Review of Zelary

Zelary (2003)
8/10
The war bride
23 October 2004
This magnificent film arrives way too late after it was nominated for the best foreign movie of 2003! Important European movies don't have the great market they should have in America, even though, this picture is better than some of the local fare. Director Ondrej Trojan must be congratulated for what he has done with this movie.

The story begins in 1943, at the time where Europe was going through one of the worst moments of WWII. The Germans are everywhere and the Gestapo is the instrument to eliminate the people that are working in the resistance. When the young medical student and nurse, Eliska, is found to be in danger, she is send to the country with one of the patients she has been taking care at the hospital. Thus begins the saga of a woman who must hide, or face jail, or probably death.

The movie then changes to a pastoral setting when Joza, the peasant who has been kind enough to take Eliska to his farm, agrees to marry her in conspiracy with the local priest and the school teacher. That part of the country is catholic and backward. There is a hypocrisy in the way this teacher and priest keep a closed eye about what the local peasantry are doing. On the one hand, the peasants appear to be God loving citizens, but they live lives dominated by alcohol, rape, incest, and other evil practices. No one questions anything.

Assigned task 1 - Sum up the review of Zelary in two sentences.
Assigned task 2 - Carry the review of Zelary further, picking up right after its last sentence.
The records after this have no connection to the review of Zelary.

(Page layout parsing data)
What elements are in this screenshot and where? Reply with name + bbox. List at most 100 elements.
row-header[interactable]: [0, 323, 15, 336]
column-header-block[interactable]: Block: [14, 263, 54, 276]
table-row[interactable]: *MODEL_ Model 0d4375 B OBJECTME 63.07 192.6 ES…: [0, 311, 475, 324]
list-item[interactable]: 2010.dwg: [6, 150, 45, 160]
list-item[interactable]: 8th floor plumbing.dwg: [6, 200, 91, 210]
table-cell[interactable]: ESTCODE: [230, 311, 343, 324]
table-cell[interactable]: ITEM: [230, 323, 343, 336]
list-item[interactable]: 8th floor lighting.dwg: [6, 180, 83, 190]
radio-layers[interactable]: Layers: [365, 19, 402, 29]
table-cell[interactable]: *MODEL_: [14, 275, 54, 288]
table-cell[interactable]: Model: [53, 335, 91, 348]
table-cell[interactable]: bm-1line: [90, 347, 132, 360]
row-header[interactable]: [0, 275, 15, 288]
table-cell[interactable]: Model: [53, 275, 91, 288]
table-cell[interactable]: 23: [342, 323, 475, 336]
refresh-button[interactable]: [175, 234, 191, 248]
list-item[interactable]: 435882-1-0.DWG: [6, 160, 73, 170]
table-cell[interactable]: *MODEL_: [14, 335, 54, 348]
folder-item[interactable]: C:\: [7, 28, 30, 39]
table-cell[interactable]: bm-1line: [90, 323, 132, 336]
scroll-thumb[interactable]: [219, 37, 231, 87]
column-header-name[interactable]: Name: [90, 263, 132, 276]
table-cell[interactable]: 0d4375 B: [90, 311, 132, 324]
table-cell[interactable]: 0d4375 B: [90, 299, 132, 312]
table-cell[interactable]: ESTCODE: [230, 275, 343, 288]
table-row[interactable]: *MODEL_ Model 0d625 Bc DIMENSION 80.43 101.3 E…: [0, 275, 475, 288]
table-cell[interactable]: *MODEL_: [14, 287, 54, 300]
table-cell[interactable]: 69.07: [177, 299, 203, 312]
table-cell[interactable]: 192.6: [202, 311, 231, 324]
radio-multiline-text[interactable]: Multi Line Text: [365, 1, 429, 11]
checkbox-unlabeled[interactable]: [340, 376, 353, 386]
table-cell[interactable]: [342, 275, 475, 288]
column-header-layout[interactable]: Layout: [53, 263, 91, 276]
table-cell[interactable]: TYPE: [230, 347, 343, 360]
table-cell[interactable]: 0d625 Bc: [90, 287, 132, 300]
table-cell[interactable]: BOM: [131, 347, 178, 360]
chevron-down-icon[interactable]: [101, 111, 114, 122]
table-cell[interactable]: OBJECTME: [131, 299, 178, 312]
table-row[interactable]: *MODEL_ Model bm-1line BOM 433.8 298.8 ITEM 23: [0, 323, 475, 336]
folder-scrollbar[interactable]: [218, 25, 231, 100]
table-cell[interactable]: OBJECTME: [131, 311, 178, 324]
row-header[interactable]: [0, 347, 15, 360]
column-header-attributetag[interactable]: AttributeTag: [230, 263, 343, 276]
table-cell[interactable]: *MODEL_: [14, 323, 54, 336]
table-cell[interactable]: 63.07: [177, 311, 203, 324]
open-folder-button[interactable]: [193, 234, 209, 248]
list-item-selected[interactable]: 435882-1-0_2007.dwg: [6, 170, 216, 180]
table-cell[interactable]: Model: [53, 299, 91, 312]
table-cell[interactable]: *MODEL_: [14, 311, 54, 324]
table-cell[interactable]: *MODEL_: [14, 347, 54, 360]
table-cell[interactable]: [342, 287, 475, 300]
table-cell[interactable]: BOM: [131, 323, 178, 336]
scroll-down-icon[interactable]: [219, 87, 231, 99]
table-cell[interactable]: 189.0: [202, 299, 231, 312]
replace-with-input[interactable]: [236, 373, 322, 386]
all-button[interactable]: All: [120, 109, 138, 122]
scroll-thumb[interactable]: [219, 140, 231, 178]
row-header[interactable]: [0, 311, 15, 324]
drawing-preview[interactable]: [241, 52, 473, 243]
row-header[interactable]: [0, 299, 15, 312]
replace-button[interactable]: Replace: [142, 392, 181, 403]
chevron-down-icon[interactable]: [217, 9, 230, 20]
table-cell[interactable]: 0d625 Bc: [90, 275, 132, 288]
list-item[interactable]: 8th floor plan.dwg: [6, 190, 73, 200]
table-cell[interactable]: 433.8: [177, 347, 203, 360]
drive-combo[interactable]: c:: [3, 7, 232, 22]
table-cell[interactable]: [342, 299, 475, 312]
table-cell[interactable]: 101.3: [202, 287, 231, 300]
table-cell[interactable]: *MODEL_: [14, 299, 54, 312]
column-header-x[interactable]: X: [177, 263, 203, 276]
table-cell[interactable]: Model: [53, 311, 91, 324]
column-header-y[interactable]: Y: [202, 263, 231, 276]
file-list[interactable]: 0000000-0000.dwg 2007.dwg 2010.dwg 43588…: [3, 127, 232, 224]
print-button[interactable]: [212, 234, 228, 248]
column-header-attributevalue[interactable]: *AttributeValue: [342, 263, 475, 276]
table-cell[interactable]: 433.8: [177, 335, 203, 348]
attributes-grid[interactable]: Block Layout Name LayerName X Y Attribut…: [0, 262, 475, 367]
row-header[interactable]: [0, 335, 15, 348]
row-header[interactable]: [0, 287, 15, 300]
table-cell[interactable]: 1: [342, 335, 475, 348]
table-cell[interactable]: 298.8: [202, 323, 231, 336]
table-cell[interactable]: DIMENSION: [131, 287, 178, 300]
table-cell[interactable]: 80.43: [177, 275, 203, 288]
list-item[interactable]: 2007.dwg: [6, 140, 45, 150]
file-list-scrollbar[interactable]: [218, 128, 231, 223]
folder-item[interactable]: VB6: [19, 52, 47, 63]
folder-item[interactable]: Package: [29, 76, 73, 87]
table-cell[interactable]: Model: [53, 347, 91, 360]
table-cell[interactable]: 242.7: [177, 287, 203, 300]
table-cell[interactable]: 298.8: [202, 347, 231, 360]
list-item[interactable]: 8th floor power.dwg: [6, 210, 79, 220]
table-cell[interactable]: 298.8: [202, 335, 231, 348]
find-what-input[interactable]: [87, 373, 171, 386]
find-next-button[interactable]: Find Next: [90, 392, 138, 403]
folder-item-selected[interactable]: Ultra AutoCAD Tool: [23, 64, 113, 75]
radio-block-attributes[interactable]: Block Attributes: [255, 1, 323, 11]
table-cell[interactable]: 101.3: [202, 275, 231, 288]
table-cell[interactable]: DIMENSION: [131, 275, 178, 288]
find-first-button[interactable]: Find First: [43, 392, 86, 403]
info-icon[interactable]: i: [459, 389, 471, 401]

Answer area 1 - The review praises Zelary, a 2003 film by director Ondrej Trojan that was nominated for best foreign movie, and regrets that important European movies lack the American market they should have. It tells how, in 1943, the young medical student and nurse Eliska is sent to the country with one of her hospital patients, and how the peasant Joza, who takes her to his farm, agrees to marry her in a Catholic, backward region whose peasants appear God-loving but live lives dominated by alcohol, rape, and incest.

Answer area 2 -
Joza enters in the marriage out of gratitude toward the nurse that helped him heal his wounds. Then, steadily, he falls in love with a woman who is completely different from him. In turn, Hana, as she is now named, starts seeing in Joza qualities she has taken for granted. Their love is genuine.

The two principals, Anne Geislerova and Gyorgi Cserhalmi are wonderful in that make us believe they are these two people that get to know and love one another under the worst possible circumstances.

The countryside where the film was filmed is so beautiful that it makes one wonder how could war have been waged in such surroundings. The magnificent cinematography of the picture takes us back to those sad years of the war, and what that country endured as a Soviet satellite nation.